Give every line of the records below as a JSON list of strings, one string per line, leaving out any blank lines.
##### WORKING DATA
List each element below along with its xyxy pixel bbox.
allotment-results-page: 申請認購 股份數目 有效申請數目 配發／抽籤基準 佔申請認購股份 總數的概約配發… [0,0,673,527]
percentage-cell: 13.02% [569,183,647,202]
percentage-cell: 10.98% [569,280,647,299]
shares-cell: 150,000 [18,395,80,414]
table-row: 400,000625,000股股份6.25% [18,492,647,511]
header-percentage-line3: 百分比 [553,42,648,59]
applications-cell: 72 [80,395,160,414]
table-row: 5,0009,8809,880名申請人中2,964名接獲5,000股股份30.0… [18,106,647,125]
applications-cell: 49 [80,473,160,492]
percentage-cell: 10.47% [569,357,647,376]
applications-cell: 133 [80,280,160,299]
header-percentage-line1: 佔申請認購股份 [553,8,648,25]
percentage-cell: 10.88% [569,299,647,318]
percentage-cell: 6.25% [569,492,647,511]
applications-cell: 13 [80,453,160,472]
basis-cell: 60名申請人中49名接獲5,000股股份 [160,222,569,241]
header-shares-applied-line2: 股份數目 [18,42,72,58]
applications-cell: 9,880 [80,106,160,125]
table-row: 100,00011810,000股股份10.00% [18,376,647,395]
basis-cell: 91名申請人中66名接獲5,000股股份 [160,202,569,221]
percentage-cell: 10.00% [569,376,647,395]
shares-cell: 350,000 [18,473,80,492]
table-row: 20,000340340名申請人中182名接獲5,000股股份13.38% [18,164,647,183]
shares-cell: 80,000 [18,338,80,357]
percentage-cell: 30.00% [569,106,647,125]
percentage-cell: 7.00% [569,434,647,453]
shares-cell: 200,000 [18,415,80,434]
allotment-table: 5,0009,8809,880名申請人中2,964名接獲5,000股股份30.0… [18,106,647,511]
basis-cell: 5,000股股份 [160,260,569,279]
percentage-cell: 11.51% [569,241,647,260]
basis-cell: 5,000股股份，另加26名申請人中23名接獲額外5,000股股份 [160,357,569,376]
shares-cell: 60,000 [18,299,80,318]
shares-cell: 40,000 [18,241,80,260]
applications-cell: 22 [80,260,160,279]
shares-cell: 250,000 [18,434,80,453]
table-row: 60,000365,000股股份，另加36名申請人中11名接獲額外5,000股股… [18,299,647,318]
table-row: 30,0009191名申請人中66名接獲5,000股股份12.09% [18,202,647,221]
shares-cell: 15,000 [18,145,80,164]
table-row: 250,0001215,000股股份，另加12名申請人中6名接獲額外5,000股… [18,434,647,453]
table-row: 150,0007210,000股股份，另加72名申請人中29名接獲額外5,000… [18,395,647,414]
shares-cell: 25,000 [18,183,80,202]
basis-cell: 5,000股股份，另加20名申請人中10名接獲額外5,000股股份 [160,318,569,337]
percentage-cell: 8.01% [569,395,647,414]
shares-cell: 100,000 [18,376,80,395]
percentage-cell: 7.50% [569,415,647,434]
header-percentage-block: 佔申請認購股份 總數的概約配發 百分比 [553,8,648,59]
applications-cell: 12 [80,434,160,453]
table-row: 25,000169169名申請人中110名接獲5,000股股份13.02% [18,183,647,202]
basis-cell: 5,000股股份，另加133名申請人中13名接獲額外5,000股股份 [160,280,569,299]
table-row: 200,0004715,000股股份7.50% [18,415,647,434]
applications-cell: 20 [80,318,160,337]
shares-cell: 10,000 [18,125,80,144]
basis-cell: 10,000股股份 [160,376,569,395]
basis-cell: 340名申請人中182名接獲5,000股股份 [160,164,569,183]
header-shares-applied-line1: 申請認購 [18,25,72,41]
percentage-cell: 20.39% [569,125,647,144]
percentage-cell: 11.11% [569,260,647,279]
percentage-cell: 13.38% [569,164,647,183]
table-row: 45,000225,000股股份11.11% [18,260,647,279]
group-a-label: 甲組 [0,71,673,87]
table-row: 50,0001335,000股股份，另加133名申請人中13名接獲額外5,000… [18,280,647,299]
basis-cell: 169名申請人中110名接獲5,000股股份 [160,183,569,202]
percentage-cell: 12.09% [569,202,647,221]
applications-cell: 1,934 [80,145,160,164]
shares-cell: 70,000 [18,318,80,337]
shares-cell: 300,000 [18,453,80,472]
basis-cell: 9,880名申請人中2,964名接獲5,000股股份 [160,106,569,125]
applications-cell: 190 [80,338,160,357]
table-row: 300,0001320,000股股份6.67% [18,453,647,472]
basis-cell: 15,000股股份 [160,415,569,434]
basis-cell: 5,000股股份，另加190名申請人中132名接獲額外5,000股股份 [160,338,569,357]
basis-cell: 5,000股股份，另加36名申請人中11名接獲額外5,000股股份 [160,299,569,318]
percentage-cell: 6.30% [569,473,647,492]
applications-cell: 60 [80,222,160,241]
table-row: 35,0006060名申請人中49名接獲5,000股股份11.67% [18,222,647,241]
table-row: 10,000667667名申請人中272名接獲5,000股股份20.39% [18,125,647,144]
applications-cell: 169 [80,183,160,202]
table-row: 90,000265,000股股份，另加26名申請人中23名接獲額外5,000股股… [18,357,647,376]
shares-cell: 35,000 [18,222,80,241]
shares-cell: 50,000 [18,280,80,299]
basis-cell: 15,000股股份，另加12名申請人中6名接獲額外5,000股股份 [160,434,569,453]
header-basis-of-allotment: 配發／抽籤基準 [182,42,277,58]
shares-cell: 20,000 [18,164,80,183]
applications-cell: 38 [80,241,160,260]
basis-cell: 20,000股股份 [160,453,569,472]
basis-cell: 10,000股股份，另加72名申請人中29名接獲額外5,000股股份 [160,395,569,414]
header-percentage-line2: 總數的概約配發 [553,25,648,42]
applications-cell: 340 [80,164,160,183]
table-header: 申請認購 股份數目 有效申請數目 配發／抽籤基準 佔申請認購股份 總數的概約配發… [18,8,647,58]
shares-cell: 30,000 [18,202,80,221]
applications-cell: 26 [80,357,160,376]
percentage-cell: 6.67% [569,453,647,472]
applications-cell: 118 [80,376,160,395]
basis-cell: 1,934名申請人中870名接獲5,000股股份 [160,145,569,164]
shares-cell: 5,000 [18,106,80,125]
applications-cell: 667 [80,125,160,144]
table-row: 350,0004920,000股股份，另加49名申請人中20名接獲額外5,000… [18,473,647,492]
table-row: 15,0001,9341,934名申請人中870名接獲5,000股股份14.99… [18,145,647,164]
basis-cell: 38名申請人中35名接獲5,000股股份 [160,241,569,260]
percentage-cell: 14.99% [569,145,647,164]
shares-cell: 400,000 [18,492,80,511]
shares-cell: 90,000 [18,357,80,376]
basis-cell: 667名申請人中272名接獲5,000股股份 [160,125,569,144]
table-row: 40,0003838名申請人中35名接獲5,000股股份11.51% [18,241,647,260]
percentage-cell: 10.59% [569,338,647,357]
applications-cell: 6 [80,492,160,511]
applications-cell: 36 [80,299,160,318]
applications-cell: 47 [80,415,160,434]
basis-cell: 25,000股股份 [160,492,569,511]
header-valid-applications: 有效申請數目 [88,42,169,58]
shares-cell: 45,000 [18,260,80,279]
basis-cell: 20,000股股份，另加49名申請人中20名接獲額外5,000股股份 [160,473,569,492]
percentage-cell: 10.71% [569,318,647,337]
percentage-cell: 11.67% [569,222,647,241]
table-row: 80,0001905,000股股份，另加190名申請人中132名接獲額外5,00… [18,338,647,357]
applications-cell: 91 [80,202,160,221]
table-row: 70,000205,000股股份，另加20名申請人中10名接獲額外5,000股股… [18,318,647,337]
##########
- FINISHED ANSWER:
[
  "List each element below along with its xyxy pixel bbox.",
  "allotment-results-page: 申請認購 股份數目 有效申請數目 配發／抽籤基準 佔申請認購股份 總數的概約配發… [0,0,673,527]",
  "percentage-cell: 13.02% [569,183,647,202]",
  "percentage-cell: 10.98% [569,280,647,299]",
  "shares-cell: 150,000 [18,395,80,414]",
  "table-row: 400,000625,000股股份6.25% [18,492,647,511]",
  "header-percentage-line3: 百分比 [553,42,648,59]",
  "applications-cell: 72 [80,395,160,414]",
  "table-row: 5,0009,8809,880名申請人中2,964名接獲5,000股股份30.0… [18,106,647,125]",
  "applications-cell: 49 [80,473,160,492]",
  "percentage-cell: 10.47% [569,357,647,376]",
  "applications-cell: 133 [80,280,160,299]",
  "header-percentage-line1: 佔申請認購股份 [553,8,648,25]",
  "percentage-cell: 10.88% [569,299,647,318]",
  "percentage-cell: 6.25% [569,492,647,511]",
  "applications-cell: 13 [80,453,160,472]",
  "basis-cell: 60名申請人中49名接獲5,000股股份 [160,222,569,241]",
  "header-shares-applied-line2: 股份數目 [18,42,72,58]",
  "applications-cell: 9,880 [80,106,160,125]",
  "table-row: 100,00011810,000股股份10.00% [18,376,647,395]",
  "basis-cell: 91名申請人中66名接獲5,000股股份 [160,202,569,221]",
  "percentage-cell: 10.00% [569,376,647,395]",
  "shares-cell: 350,000 [18,473,80,492]",
  "table-row: 20,000340340名申請人中182名接獲5,000股股份13.38% [18,164,647,183]",
  "shares-cell: 80,000 [18,338,80,357]",
  "percentage-cell: 30.00% [569,106,647,125]",
  "percentage-cell: 7.00% [569,434,647,453]",
  "shares-cell: 200,000 [18,415,80,434]",
  "allotment-table: 5,0009,8809,880名申請人中2,964名接獲5,000股股份30.0… [18,106,647,511]",
  "basis-cell: 5,000股股份 [160,260,569,279]",
  "percentage-cell: 11.51% [569,241,647,260]",
  "basis-cell: 5,000股股份，另加26名申請人中23名接獲額外5,000股股份 [160,357,569,376]",
  "shares-cell: 60,000 [18,299,80,318]",
  "shares-cell: 40,000 [18,241,80,260]",
  "applications-cell: 22 [80,260,160,279]",
  "shares-cell: 250,000 [18,434,80,453]",
  "table-row: 60,000365,000股股份，另加36名申請人中11名接獲額外5,000股股… [18,299,647,318]",
  "table-row: 30,0009191名申請人中66名接獲5,000股股份12.09% [18,202,647,221]",
  "shares-cell: 15,000 [18,145,80,164]",
  "table-row: 250,0001215,000股股份，另加12名申請人中6名接獲額外5,000股… [18,434,647,453]",
  "table-row: 150,0007210,000股股份，另加72名申請人中29名接獲額外5,000… [18,395,647,414]",
  "shares-cell: 25,000 [18,183,80,202]",
  "basis-cell: 5,000股股份，另加20名申請人中10名接獲額外5,000股股份 [160,318,569,337]",
  "percentage-cell: 8.01% [569,395,647,414]",
  "shares-cell: 100,000 [18,376,80,395]",
  "percentage-cell: 7.50% [569,415,647,434]",
  "header-percentage-block: 佔申請認購股份 總數的概約配發 百分比 [553,8,648,59]",
  "applications-cell: 12 [80,434,160,453]",
  "table-row: 25,000169169名申請人中110名接獲5,000股股份13.02% [18,183,647,202]",
  "basis-cell: 5,000股股份，另加133名申請人中13名接獲額外5,000股股份 [160,280,569,299]",
  "table-row: 200,0004715,000股股份7.50% [18,415,647,434]",
  "applications-cell: 20 [80,318,160,337]",
  "shares-cell: 10,000 [18,125,80,144]",
  "basis-cell: 10,000股股份 [160,376,569,395]",
  "basis-cell: 340名申請人中182名接獲5,000股股份 [160,164,569,183]",
  "header-shares-applied-line1: 申請認購 [18,25,72,41]",
  "percentage-cell: 20.39% [569,125,647,144]",
  "percentage-cell: 11.11% [569,260,647,279]",
  "percentage-cell: 13.38% [569,164,647,183]",
  "table-row: 45,000225,000股股份11.11% [18,260,647,279]",
  "group-a-label: 甲組 [0,71,673,87]",
  "table-row: 50,0001335,000股股份，另加133名申請人中13名接獲額外5,000… [18,280,647,299]",
  "basis-cell: 169名申請人中110名接獲5,000股股份 [160,183,569,202]",
  "percentage-cell: 12.09% [569,202,647,221]",
  "applications-cell: 1,934 [80,145,160,164]",
  "shares-cell: 70,000 [18,318,80,337]",
  "shares-cell: 300,000 [18,453,80,472]",
  "basis-cell: 9,880名申請人中2,964名接獲5,000股股份 [160,106,569,125]",
  "applications-cell: 190 [80,338,160,357]",
  "table-row: 300,0001320,000股股份6.67% [18,453,647,472]",
  "basis-cell: 15,000股股份 [160,415,569,434]",
  "basis-cell: 5,000股股份，另加190名申請人中132名接獲額外5,000股股份 [160,338,569,357]",
  "basis-cell: 5,000股股份，另加36名申請人中11名接獲額外5,000股股份 [160,299,569,318]",
  "percentage-cell: 6.30% [569,473,647,492]",
  "applications-cell: 60 [80,222,160,241]",
  "table-row: 35,0006060名申請人中49名接獲5,000股股份11.67% [18,222,647,241]",
  "table-row: 10,000667667名申請人中272名接獲5,000股股份20.39% [18,125,647,144]",
  "applications-cell: 169 [80,183,160,202]",
  "table-row: 90,000265,000股股份，另加26名申請人中23名接獲額外5,000股股… [18,357,647,376]",
  "shares-cell: 35,000 [18,222,80,241]",
  "shares-cell: 50,000 [18,280,80,299]",
  "basis-cell: 15,000股股份，另加12名申請人中6名接獲額外5,000股股份 [160,434,569,453]",
  "header-basis-of-allotment: 配發／抽籤基準 [182,42,277,58]",
  "shares-cell: 20,000 [18,164,80,183]",
  "applications-cell: 38 [80,241,160,260]",
  "basis-cell: 20,000股股份 [160,453,569,472]",
  "basis-cell: 10,000股股份，另加72名申請人中29名接獲額外5,000股股份 [160,395,569,414]",
  "header-percentage-line2: 總數的概約配發 [553,25,648,42]",
  "applications-cell: 340 [80,164,160,183]",
  "table-header: 申請認購 股份數目 有效申請數目 配發／抽籤基準 佔申請認購股份 總數的概約配發… [18,8,647,58]",
  "shares-cell: 30,000 [18,202,80,221]",
  "applications-cell: 26 [80,357,160,376]",
  "percentage-cell: 6.67% [569,453,647,472]",
  "applications-cell: 118 [80,376,160,395]",
  "basis-cell: 1,934名申請人中870名接獲5,000股股份 [160,145,569,164]",
  "shares-cell: 5,000 [18,106,80,125]",
  "applications-cell: 667 [80,125,160,144]",
  "table-row: 350,0004920,000股股份，另加49名申請人中20名接獲額外5,000… [18,473,647,492]",
  "table-row: 15,0001,9341,934名申請人中870名接獲5,000股股份14.99… [18,145,647,164]",
  "basis-cell: 38名申請人中35名接獲5,000股股份 [160,241,569,260]",
  "percentage-cell: 14.99% [569,145,647,164]",
  "shares-cell: 400,000 [18,492,80,511]",
  "shares-cell: 90,000 [18,357,80,376]",
  "basis-cell: 667名申請人中272名接獲5,000股股份 [160,125,569,144]",
  "table-row: 40,0003838名申請人中35名接獲5,000股股份11.51% [18,241,647,260]",
  "percentage-cell: 10.59% [569,338,647,357]",
  "applications-cell: 6 [80,492,160,511]",
  "applications-cell: 36 [80,299,160,318]",
  "applications-cell: 47 [80,415,160,434]",
  "basis-cell: 25,000股股份 [160,492,569,511]",
  "header-valid-applications: 有效申請數目 [88,42,169,58]",
  "shares-cell: 45,000 [18,260,80,279]",
  "basis-cell: 20,000股股份，另加49名申請人中20名接獲額外5,000股股份 [160,473,569,492]",
  "percentage-cell: 10.71% [569,318,647,337]",
  "percentage-cell: 11.67% [569,222,647,241]",
  "table-row: 80,0001905,000股股份，另加190名申請人中132名接獲額外5,00… [18,338,647,357]",
  "applications-cell: 91 [80,202,160,221]",
  "table-row: 70,000205,000股股份，另加20名申請人中10名接獲額外5,000股股… [18,318,647,337]"
]